--- START Source material ---
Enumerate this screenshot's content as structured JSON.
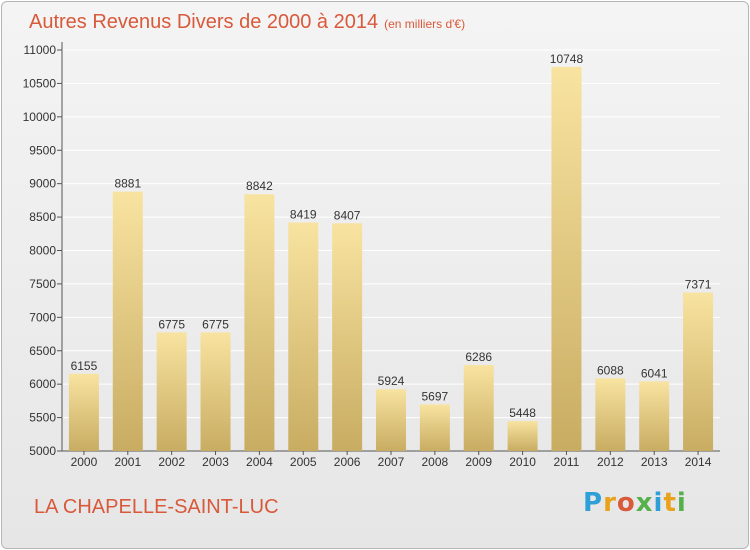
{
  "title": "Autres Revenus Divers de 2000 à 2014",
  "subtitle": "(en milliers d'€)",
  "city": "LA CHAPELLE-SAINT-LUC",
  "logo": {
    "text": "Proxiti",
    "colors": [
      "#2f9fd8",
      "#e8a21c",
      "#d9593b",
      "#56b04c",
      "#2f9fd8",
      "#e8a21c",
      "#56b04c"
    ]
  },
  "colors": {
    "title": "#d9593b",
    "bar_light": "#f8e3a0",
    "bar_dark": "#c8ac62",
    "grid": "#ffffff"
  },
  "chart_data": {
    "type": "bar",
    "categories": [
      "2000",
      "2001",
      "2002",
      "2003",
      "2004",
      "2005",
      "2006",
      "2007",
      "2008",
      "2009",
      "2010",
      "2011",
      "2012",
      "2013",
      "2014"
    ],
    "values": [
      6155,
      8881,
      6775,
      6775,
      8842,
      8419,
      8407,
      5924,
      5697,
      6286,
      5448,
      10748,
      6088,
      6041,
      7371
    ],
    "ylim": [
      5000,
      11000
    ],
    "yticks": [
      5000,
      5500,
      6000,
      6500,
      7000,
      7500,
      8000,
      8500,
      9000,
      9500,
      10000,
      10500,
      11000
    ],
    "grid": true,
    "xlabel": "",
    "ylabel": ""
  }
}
--- END Source material ---
Goal - Each line of the material must be retyped exactly, except that images are omitted.

Response below -
Enumerate this screenshot's content as structured JSON.
{
  "title": "Autres Revenus Divers de 2000 à 2014",
  "subtitle": "(en milliers d'€)",
  "city": "LA CHAPELLE-SAINT-LUC",
  "logo": {
    "text": "Proxiti",
    "colors": [
      "#2f9fd8",
      "#e8a21c",
      "#d9593b",
      "#56b04c",
      "#2f9fd8",
      "#e8a21c",
      "#56b04c"
    ]
  },
  "colors": {
    "title": "#d9593b",
    "bar_light": "#f8e3a0",
    "bar_dark": "#c8ac62",
    "grid": "#ffffff"
  },
  "chart_data": {
    "type": "bar",
    "categories": [
      "2000",
      "2001",
      "2002",
      "2003",
      "2004",
      "2005",
      "2006",
      "2007",
      "2008",
      "2009",
      "2010",
      "2011",
      "2012",
      "2013",
      "2014"
    ],
    "values": [
      6155,
      8881,
      6775,
      6775,
      8842,
      8419,
      8407,
      5924,
      5697,
      6286,
      5448,
      10748,
      6088,
      6041,
      7371
    ],
    "ylim": [
      5000,
      11000
    ],
    "yticks": [
      5000,
      5500,
      6000,
      6500,
      7000,
      7500,
      8000,
      8500,
      9000,
      9500,
      10000,
      10500,
      11000
    ],
    "grid": true,
    "xlabel": "",
    "ylabel": ""
  }
}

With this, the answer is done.